Stated task: Copy every line of the entries that includes the word "title".

┄┄┄┄┄┄┄┄┄┄┄┄┄┄┄┄┄┄┄┄

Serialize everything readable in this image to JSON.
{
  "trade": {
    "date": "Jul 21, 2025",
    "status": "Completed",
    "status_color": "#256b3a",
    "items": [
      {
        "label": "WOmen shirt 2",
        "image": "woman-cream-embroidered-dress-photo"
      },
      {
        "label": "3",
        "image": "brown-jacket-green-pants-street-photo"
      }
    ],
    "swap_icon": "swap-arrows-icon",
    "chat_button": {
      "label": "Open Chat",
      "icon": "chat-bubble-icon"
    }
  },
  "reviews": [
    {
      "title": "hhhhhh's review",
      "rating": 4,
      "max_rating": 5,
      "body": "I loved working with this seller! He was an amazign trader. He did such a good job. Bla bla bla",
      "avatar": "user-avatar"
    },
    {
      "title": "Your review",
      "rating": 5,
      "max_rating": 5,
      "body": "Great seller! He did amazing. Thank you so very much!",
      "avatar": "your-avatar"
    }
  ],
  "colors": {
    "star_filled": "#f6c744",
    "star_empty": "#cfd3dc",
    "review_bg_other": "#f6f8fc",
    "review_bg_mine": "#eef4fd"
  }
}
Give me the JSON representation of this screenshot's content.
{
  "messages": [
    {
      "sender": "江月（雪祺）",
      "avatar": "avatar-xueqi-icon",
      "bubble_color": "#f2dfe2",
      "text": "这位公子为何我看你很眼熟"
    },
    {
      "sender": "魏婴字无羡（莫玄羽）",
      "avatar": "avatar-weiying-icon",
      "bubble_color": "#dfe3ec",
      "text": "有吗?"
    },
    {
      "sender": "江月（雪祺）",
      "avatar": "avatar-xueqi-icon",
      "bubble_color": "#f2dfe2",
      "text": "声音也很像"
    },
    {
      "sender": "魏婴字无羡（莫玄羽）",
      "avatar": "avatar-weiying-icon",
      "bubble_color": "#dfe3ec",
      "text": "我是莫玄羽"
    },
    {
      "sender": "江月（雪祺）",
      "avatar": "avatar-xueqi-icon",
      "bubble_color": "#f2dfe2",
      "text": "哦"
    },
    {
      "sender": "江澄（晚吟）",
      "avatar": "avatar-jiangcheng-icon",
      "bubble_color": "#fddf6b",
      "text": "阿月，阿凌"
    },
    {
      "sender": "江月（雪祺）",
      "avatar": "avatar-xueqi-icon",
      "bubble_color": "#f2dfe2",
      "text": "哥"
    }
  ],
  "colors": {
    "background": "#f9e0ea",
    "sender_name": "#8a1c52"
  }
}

┄┄┄┄┄┄┄┄┄┄┄┄┄┄┄┄┄┄┄┄

Solution:
      "title": "hhhhhh's review",
      "title": "Your review",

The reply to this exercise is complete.